(INSTRUCTION) Work out how many lines include "this" and answer with that number only.

(DATA SHOWN)

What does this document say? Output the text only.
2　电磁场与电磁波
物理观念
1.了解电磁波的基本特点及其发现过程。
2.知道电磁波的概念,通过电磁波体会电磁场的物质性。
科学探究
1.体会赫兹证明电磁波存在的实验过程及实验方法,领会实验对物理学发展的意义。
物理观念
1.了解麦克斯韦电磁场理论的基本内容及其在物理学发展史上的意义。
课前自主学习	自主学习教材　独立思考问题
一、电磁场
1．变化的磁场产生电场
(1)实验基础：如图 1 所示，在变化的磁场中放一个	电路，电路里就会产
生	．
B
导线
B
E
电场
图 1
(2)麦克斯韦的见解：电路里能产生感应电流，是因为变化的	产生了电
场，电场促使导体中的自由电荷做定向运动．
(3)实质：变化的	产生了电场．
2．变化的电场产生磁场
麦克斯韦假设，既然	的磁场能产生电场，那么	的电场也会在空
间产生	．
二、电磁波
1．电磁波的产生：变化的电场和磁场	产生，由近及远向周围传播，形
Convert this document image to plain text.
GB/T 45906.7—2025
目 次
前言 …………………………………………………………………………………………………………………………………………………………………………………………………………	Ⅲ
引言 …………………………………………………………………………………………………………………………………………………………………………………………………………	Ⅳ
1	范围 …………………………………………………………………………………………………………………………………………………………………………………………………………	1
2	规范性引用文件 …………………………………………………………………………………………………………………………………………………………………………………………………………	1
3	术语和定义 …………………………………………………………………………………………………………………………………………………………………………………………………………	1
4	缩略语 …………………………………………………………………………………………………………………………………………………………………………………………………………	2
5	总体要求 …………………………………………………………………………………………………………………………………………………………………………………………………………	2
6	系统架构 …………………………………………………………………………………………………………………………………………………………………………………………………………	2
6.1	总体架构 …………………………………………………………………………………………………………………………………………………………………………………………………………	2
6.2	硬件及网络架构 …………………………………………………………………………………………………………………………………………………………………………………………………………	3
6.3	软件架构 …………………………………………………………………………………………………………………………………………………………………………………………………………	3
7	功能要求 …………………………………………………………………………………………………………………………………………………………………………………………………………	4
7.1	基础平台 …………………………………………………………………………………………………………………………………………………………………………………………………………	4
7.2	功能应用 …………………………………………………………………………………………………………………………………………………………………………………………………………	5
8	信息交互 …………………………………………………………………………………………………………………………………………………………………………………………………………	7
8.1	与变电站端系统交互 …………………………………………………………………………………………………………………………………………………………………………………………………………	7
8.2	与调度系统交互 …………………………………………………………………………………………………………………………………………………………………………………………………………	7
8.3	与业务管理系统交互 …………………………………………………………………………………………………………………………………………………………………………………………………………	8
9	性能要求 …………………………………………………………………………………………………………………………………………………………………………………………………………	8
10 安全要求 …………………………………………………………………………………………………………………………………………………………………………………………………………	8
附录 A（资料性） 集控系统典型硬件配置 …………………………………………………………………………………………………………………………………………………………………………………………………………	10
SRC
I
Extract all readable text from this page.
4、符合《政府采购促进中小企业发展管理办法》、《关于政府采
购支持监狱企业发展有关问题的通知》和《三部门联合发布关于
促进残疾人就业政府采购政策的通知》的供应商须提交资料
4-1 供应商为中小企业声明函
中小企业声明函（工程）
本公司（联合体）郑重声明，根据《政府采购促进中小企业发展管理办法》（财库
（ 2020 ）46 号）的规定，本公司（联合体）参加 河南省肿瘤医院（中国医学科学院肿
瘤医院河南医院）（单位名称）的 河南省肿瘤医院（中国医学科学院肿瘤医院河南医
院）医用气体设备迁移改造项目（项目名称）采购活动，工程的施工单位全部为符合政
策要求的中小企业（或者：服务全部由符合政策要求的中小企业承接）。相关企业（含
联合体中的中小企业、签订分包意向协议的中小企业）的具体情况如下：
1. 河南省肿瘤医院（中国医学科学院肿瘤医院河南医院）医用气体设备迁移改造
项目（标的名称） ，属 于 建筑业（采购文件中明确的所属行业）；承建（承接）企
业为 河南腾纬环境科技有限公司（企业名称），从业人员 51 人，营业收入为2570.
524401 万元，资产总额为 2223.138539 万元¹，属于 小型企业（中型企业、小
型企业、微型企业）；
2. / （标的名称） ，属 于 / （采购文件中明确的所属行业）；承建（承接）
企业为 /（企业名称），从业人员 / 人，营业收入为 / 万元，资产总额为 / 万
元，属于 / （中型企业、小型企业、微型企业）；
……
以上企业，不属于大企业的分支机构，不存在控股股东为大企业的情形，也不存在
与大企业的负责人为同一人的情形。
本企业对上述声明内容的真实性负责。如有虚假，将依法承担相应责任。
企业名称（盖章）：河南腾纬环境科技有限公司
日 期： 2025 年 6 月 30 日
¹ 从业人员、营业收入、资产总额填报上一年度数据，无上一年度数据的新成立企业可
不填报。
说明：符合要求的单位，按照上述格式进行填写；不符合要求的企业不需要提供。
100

(WRITTEN SOLUTION) 3